What the exercise asks - Look through the material below. Copy every line with the string "Tunis" in it.

++++++++

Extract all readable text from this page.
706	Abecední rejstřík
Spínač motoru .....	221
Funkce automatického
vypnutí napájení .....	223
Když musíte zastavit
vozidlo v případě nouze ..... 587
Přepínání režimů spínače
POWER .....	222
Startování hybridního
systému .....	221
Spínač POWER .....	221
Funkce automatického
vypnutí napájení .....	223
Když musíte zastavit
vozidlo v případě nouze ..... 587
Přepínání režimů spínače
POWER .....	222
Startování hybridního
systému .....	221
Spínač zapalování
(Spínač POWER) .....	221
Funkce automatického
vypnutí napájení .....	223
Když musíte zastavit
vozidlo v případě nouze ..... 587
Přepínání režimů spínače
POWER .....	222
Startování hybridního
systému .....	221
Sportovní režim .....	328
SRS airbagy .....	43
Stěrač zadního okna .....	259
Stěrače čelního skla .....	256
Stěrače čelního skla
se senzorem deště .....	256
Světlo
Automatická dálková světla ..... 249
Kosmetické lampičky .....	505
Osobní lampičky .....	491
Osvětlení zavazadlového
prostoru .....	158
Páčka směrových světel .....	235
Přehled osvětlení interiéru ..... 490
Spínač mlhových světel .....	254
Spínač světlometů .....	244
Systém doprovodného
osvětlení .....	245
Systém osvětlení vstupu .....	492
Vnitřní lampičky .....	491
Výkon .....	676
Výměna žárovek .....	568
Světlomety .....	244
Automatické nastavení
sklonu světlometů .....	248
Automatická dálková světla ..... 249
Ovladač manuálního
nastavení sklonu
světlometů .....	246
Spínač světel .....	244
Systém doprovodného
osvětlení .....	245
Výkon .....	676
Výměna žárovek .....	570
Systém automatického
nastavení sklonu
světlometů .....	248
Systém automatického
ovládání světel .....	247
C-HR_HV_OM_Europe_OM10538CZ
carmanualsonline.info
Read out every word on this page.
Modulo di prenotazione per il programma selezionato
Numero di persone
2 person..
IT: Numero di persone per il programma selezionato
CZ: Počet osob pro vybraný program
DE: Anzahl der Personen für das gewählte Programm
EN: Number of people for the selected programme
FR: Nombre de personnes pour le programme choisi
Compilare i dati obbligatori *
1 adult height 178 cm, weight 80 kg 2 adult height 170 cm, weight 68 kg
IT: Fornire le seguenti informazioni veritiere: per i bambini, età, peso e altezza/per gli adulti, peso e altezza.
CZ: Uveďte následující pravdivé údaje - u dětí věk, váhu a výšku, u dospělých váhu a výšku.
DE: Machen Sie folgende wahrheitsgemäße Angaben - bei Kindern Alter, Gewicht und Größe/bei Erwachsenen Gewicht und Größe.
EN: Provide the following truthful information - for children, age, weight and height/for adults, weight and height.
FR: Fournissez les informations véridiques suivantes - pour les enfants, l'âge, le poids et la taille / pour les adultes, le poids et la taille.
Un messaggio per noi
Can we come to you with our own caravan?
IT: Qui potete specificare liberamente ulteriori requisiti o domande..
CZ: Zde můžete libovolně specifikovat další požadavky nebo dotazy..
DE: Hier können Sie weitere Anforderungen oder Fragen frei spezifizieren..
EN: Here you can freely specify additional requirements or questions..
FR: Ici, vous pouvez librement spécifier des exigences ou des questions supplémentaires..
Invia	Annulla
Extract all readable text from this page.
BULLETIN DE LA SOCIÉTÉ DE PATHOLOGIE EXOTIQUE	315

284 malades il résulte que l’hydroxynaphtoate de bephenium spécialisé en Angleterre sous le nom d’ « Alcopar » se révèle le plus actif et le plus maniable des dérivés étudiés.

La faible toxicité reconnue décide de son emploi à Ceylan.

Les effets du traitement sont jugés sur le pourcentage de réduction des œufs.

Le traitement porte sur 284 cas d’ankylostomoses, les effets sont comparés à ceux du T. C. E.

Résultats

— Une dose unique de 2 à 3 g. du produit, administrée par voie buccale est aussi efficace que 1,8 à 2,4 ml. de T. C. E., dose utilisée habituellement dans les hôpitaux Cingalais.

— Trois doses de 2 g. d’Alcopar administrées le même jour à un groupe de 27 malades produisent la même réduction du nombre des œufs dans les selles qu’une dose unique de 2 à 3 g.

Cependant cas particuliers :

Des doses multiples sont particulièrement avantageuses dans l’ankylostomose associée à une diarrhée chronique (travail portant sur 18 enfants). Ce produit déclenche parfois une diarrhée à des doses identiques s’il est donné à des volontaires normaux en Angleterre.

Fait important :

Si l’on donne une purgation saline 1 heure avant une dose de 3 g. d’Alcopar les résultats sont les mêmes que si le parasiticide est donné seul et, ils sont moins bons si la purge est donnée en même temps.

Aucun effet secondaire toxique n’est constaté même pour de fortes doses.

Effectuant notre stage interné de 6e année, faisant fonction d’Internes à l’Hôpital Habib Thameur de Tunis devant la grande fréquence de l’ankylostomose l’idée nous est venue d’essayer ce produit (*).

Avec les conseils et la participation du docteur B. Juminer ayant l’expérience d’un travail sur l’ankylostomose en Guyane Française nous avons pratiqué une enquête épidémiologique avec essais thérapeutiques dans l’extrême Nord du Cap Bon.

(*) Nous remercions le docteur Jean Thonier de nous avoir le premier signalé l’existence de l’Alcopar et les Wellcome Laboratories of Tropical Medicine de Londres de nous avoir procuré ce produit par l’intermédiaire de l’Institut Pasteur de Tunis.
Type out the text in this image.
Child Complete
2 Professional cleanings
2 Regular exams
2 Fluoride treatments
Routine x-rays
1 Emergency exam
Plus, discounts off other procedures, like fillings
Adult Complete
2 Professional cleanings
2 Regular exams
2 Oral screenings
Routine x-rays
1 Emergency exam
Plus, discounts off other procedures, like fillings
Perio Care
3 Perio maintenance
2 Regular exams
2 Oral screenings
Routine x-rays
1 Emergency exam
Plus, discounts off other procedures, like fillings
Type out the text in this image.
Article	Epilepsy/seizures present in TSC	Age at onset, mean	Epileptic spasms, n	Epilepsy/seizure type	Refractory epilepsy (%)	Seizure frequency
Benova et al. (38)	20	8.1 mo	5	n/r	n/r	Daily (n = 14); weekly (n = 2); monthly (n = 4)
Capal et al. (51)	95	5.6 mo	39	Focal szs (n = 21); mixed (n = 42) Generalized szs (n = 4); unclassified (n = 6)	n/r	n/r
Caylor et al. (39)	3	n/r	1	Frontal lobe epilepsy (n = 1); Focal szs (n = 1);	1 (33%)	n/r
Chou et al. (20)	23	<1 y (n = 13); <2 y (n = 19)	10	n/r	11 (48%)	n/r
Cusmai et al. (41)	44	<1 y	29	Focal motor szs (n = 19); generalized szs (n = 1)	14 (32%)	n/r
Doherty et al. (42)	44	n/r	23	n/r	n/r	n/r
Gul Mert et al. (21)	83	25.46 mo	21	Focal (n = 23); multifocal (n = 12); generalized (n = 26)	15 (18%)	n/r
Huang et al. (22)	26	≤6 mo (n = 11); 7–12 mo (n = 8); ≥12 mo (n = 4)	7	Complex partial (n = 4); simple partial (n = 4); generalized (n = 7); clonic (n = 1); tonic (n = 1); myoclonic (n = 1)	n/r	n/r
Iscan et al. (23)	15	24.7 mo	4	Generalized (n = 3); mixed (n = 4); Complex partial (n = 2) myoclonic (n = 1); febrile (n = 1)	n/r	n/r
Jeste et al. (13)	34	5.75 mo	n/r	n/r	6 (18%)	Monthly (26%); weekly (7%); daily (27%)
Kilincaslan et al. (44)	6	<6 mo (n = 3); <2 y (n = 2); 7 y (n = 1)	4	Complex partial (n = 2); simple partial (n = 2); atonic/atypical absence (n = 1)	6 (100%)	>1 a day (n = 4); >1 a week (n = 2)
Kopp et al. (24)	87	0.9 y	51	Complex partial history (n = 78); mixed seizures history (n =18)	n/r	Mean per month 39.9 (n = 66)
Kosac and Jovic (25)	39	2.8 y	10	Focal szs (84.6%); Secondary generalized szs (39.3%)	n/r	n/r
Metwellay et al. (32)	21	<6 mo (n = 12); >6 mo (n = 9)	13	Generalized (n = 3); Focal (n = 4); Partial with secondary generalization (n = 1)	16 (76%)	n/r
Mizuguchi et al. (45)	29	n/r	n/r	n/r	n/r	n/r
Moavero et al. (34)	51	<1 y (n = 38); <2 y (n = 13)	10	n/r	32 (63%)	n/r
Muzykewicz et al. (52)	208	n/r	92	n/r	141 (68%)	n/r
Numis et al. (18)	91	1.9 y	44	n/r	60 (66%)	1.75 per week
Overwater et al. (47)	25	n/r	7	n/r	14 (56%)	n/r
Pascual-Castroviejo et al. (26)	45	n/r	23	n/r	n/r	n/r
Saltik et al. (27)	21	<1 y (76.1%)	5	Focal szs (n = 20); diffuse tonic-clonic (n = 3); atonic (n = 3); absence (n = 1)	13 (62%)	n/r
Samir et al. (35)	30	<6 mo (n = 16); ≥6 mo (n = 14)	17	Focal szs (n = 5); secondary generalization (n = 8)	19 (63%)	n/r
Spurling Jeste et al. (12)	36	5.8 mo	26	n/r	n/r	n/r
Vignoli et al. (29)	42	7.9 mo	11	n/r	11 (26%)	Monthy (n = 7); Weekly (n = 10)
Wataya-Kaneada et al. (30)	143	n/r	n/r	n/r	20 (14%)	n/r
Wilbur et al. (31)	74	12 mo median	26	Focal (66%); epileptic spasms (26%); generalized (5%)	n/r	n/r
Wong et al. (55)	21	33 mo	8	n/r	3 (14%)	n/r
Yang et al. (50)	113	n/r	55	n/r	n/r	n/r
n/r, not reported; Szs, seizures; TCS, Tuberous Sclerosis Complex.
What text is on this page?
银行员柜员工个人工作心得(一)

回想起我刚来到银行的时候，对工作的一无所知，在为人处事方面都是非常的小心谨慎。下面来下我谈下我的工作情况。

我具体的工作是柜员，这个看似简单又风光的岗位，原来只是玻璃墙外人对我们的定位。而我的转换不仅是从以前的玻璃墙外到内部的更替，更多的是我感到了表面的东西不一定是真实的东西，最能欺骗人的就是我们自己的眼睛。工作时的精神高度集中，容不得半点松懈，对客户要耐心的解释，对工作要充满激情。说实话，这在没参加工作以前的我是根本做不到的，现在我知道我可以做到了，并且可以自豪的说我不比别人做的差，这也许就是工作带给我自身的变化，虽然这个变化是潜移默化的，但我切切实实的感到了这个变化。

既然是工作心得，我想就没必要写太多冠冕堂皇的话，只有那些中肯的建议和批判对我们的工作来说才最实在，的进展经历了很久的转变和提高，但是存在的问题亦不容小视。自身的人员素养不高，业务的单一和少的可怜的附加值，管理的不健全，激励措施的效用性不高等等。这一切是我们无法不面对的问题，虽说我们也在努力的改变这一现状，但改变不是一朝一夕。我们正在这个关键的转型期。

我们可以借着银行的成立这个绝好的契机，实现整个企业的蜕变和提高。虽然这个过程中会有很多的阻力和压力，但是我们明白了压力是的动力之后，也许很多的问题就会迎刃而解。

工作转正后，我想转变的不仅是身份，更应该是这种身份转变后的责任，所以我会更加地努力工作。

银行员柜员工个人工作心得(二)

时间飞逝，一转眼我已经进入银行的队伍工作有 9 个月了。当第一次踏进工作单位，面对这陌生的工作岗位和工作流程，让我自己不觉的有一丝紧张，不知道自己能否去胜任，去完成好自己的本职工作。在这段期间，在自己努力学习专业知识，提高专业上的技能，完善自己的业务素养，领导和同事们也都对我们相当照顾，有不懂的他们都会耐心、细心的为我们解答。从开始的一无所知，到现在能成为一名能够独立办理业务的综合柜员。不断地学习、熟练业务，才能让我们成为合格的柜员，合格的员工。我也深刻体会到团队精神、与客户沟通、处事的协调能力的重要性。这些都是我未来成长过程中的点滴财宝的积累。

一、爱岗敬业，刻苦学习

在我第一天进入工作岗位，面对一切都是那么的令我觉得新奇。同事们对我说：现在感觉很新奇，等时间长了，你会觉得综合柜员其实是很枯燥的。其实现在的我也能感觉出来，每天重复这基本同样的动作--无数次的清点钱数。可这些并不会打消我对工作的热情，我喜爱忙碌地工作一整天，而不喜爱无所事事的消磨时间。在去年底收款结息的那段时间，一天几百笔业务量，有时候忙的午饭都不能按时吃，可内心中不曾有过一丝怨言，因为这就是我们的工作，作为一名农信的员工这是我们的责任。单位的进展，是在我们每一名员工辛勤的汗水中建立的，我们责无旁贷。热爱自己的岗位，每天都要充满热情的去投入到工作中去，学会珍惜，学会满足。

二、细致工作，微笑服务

++++++++

Solved exercise -
Effectuant notre stage interné de 6e année, faisant fonction d’Internes à l’Hôpital Habib Thameur de Tunis devant la grande fréquence de l’ankylostomose l’idée nous est venue d’essayer ce produit (*).
(*) Nous remercions le docteur Jean Thonier de nous avoir le premier signalé l’existence de l’Alcopar et les Wellcome Laboratories of Tropical Medicine de Londres de nous avoir procuré ce produit par l’intermédiaire de l’Institut Pasteur de Tunis.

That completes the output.